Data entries
·····

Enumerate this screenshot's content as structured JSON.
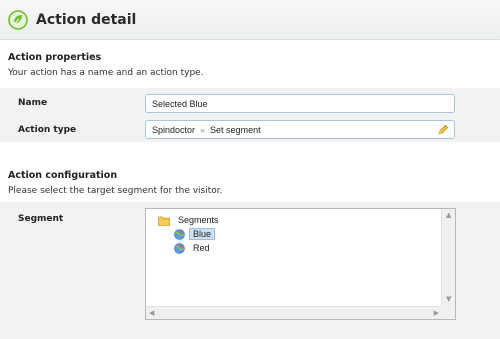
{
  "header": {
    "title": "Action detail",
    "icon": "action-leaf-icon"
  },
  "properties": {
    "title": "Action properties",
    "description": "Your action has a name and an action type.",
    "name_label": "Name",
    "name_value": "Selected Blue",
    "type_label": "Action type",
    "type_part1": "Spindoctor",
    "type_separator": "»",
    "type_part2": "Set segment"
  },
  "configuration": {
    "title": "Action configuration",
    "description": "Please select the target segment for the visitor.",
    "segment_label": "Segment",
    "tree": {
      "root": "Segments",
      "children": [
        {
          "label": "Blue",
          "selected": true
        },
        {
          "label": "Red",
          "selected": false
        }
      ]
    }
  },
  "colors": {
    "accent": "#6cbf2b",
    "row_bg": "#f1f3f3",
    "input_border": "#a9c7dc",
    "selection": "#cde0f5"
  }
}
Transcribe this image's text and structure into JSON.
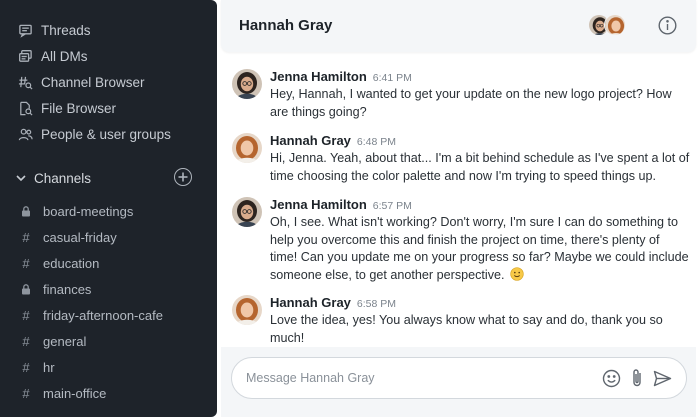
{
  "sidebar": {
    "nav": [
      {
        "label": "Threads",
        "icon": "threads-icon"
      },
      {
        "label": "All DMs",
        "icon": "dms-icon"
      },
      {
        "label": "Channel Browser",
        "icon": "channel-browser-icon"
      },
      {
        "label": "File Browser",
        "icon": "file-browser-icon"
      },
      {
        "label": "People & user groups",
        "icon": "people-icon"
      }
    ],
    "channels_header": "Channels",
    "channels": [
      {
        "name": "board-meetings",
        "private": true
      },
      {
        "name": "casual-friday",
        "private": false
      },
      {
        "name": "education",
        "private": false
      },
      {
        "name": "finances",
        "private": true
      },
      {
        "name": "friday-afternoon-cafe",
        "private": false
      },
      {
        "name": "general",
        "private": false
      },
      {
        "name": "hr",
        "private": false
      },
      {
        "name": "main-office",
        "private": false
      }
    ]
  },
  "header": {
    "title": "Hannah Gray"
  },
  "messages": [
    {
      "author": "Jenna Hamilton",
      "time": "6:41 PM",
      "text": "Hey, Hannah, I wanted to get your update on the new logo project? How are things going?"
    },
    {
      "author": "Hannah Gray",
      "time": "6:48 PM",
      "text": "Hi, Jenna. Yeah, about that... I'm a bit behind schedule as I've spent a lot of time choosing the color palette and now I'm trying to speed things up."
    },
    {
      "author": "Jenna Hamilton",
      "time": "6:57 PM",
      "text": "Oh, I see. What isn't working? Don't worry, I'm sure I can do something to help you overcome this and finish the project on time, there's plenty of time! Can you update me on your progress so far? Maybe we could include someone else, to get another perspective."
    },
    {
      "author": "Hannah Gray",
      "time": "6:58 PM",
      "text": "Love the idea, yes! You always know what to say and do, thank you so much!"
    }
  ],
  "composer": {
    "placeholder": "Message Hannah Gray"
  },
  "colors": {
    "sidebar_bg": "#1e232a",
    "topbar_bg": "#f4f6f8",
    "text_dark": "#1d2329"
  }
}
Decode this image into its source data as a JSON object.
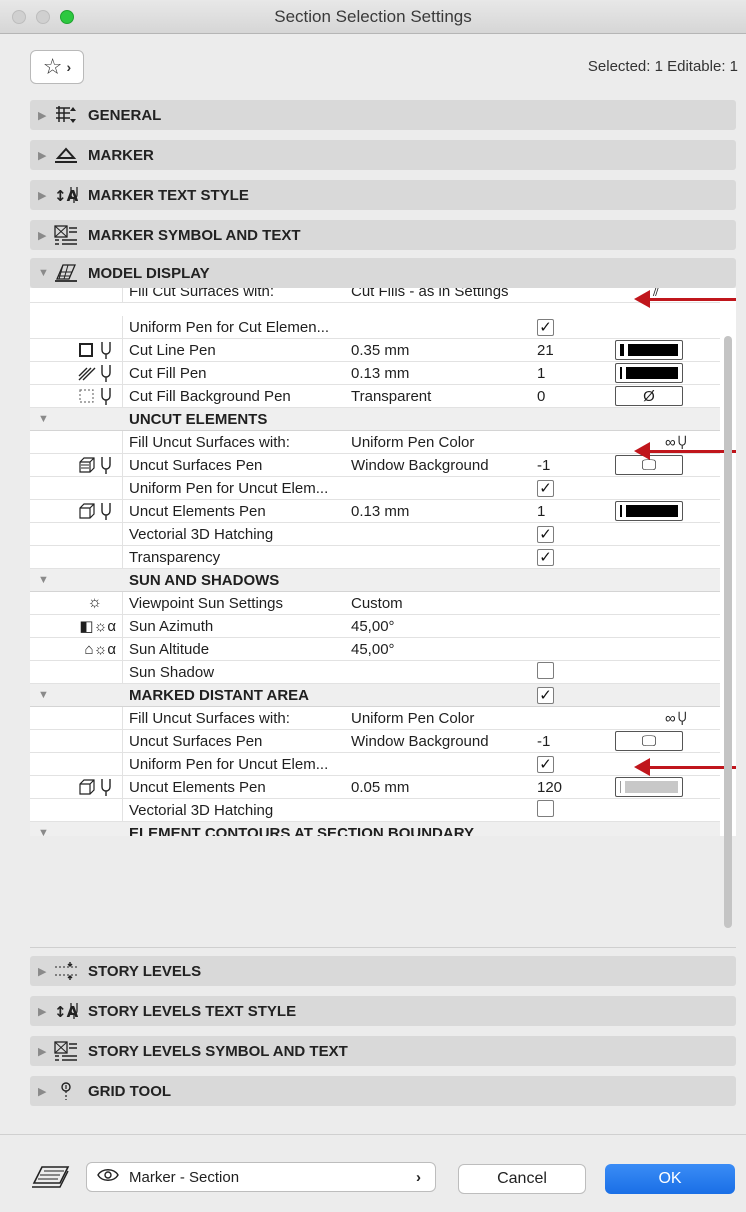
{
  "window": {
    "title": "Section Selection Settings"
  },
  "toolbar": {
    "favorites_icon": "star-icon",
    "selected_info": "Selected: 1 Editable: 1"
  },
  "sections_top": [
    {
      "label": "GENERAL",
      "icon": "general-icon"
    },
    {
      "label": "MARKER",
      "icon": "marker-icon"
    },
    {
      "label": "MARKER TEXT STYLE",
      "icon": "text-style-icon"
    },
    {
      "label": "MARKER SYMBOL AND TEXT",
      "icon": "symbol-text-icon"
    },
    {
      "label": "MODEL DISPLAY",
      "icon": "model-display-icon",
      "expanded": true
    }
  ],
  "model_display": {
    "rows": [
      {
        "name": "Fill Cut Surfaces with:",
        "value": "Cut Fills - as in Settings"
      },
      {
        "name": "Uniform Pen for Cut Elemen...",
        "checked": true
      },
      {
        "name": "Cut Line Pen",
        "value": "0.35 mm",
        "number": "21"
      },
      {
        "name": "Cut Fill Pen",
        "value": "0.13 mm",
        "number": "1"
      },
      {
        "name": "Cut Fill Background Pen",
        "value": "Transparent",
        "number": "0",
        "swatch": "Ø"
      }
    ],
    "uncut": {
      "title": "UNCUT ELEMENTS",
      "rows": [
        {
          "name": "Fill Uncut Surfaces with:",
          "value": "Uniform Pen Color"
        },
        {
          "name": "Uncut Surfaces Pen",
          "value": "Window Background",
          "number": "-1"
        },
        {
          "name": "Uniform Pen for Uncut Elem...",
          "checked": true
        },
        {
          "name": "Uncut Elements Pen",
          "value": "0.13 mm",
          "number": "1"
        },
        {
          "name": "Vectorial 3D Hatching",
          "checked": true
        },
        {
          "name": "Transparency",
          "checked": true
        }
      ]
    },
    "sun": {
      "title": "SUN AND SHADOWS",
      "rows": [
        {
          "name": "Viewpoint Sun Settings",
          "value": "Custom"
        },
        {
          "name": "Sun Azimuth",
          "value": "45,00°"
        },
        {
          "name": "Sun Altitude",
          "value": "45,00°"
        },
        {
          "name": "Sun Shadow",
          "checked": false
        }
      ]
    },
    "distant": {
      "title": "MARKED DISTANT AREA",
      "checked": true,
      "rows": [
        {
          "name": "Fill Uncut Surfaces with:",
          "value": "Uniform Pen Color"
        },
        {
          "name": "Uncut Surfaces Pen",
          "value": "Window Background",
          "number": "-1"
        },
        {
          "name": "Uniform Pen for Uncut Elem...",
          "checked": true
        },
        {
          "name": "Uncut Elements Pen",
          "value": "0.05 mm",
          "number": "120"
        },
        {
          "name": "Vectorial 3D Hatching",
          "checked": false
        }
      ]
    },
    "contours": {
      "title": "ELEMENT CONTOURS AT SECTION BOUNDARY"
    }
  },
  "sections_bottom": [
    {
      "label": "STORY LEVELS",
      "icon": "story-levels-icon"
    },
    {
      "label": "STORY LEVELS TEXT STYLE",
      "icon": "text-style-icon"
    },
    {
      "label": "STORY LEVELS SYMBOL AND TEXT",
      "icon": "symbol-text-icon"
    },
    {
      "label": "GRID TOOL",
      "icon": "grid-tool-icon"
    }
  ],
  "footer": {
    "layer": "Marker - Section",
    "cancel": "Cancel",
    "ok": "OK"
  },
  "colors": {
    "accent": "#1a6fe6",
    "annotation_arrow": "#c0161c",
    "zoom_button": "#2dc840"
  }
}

·····

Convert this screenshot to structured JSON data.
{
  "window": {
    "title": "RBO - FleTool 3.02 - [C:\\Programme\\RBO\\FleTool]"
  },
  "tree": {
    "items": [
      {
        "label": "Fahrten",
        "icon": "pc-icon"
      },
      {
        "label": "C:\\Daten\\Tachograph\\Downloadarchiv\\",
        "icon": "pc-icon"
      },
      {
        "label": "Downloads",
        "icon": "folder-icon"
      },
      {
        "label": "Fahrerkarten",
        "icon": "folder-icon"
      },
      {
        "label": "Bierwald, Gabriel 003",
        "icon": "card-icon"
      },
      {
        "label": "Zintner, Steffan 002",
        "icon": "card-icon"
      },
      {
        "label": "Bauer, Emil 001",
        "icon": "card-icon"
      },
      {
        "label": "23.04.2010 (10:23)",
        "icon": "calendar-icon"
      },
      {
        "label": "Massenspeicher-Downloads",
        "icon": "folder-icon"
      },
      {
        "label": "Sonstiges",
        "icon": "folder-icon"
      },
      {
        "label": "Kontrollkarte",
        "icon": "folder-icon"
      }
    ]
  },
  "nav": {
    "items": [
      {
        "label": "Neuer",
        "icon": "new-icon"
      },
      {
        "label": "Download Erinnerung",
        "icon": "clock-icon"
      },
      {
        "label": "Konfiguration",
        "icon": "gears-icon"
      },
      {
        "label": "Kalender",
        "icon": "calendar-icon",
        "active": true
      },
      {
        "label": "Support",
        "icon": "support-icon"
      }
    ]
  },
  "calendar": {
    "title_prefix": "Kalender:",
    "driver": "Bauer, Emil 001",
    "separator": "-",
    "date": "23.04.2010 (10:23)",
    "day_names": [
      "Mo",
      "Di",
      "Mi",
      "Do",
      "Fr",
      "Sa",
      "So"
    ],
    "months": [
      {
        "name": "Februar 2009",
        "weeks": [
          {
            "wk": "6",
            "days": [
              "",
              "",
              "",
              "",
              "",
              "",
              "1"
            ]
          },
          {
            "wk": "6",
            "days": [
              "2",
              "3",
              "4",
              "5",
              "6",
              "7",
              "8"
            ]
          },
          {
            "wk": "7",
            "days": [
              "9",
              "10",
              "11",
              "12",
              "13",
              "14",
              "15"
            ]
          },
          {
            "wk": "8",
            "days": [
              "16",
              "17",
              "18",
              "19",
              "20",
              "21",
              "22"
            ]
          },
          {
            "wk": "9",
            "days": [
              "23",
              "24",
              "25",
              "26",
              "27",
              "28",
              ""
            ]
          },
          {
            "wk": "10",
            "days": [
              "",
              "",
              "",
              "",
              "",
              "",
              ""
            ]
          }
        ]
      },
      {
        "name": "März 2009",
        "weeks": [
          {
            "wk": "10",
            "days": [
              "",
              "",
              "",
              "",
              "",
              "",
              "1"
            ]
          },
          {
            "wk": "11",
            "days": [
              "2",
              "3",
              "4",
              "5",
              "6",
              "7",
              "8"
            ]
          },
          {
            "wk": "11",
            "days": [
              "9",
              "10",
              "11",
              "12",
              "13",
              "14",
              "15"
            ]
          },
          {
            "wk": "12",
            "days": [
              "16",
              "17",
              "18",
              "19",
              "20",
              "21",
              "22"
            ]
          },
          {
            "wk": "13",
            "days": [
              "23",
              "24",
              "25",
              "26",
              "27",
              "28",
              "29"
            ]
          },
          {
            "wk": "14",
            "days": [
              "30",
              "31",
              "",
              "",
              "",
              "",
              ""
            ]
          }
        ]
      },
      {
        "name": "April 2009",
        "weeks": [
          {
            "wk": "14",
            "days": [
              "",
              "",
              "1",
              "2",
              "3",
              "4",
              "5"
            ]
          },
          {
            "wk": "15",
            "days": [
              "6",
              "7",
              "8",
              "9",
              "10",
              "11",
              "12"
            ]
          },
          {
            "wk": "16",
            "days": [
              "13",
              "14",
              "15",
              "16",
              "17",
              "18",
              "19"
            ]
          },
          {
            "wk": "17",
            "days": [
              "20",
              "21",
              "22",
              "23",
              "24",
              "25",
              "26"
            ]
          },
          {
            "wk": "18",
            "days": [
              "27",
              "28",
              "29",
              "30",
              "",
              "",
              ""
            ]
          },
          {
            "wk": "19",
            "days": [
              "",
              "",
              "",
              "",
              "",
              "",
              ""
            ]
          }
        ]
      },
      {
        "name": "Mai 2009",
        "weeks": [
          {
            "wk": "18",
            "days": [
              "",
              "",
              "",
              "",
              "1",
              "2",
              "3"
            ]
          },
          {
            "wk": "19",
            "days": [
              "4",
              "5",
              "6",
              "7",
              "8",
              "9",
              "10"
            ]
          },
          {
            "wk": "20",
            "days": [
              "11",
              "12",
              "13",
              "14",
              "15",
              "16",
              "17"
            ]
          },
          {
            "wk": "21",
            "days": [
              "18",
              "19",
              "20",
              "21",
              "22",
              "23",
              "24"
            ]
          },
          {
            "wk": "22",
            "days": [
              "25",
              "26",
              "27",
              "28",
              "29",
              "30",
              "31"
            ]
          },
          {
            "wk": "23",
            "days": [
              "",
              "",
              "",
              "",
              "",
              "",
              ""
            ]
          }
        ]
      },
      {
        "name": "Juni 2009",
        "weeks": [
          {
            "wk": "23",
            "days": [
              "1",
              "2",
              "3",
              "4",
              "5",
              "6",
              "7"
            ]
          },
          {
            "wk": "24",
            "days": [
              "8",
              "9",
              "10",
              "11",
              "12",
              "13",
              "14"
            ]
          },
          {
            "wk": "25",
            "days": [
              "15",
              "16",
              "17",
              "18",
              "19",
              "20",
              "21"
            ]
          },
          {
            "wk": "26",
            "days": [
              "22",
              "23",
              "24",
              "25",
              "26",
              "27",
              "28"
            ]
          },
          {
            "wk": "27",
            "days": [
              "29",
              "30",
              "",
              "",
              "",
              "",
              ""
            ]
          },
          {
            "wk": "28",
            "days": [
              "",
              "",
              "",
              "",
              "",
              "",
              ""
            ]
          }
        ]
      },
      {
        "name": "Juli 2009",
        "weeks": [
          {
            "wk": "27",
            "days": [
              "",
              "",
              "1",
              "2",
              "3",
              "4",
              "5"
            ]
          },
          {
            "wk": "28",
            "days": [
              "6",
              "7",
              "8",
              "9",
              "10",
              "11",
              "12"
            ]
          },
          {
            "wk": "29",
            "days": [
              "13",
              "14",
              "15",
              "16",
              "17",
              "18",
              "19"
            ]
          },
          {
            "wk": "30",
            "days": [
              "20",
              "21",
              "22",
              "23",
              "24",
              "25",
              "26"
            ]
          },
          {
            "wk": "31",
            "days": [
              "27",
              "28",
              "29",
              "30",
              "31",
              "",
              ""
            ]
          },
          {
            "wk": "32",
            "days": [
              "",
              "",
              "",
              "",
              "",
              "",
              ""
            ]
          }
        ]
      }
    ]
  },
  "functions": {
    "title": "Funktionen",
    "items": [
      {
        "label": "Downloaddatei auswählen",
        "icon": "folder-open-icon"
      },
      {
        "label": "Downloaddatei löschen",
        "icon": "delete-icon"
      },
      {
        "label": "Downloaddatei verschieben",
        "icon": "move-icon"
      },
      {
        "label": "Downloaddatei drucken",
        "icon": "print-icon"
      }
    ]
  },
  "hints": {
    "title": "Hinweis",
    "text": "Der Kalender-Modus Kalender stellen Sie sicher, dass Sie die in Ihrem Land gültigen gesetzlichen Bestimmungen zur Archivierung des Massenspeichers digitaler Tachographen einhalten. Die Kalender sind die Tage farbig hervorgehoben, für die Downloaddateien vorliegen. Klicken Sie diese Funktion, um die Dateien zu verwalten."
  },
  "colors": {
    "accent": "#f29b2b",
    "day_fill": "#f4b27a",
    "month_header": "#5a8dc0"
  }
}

·····

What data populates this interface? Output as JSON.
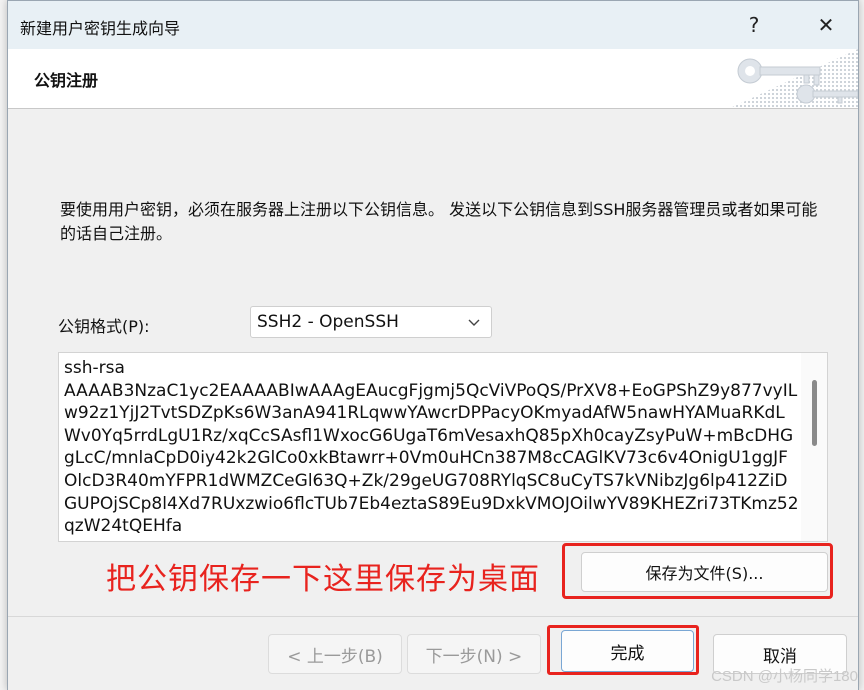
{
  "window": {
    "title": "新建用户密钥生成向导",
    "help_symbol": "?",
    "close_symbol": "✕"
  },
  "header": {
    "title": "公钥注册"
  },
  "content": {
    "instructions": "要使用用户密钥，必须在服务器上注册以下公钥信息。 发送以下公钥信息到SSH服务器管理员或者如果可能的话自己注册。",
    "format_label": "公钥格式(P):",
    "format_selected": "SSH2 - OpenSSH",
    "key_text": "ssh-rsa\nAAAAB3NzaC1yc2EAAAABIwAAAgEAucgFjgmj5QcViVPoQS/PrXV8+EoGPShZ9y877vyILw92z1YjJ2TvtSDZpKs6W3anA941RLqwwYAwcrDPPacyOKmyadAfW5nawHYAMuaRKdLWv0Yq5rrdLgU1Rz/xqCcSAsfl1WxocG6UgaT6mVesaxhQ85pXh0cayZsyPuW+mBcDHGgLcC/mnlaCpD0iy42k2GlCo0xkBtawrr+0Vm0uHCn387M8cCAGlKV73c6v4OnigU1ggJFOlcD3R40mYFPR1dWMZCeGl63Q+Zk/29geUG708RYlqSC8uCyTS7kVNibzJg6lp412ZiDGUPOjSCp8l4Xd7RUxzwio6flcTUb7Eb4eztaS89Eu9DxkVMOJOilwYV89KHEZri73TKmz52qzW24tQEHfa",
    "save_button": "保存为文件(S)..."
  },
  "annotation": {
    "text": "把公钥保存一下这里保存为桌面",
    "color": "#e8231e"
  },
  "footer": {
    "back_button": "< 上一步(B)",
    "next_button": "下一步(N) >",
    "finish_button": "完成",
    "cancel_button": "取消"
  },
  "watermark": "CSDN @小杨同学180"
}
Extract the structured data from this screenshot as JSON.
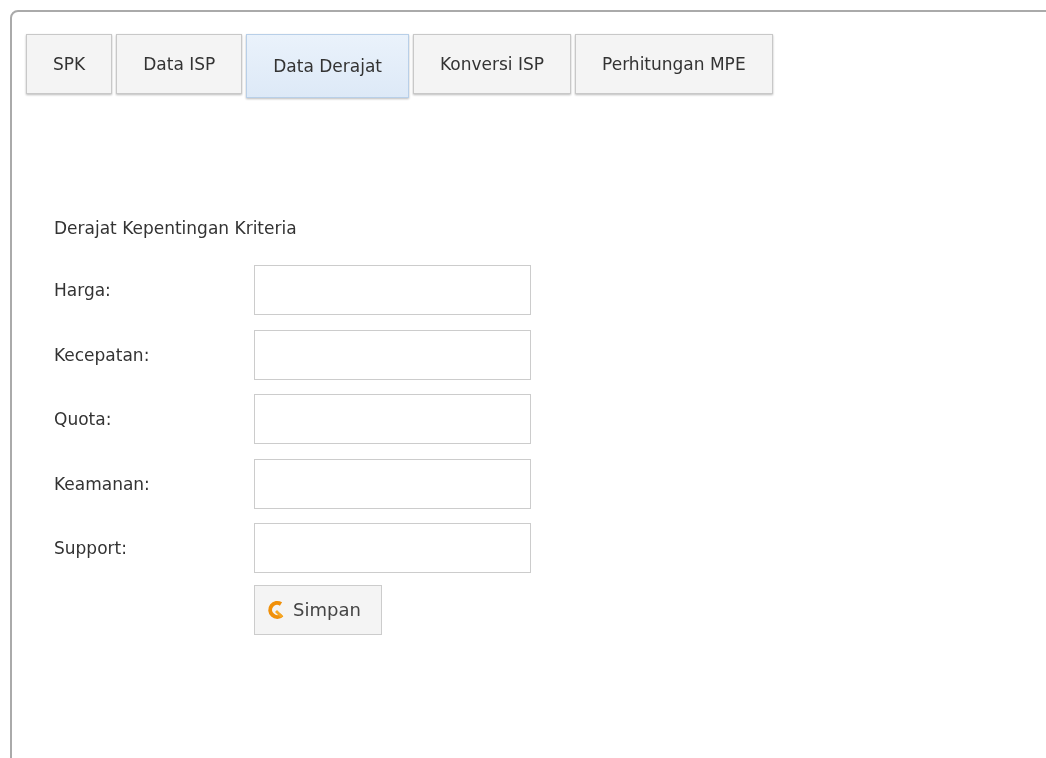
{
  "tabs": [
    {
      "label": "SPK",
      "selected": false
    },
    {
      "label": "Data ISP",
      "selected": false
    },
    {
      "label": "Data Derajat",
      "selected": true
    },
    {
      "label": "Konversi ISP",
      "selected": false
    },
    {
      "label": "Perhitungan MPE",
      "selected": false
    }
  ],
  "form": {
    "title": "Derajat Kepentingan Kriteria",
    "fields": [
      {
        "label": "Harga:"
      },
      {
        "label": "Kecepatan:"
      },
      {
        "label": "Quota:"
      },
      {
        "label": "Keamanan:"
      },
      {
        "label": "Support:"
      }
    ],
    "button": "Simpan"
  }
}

·····

--- Set task ---
Copy each line of the data above that holds "number".

--- Written solution ---
        "number": "21"
        "number": "1"
        "number": "0",
          "number": "-1"
          "number": "1"
          "number": "-1"
          "number": "120"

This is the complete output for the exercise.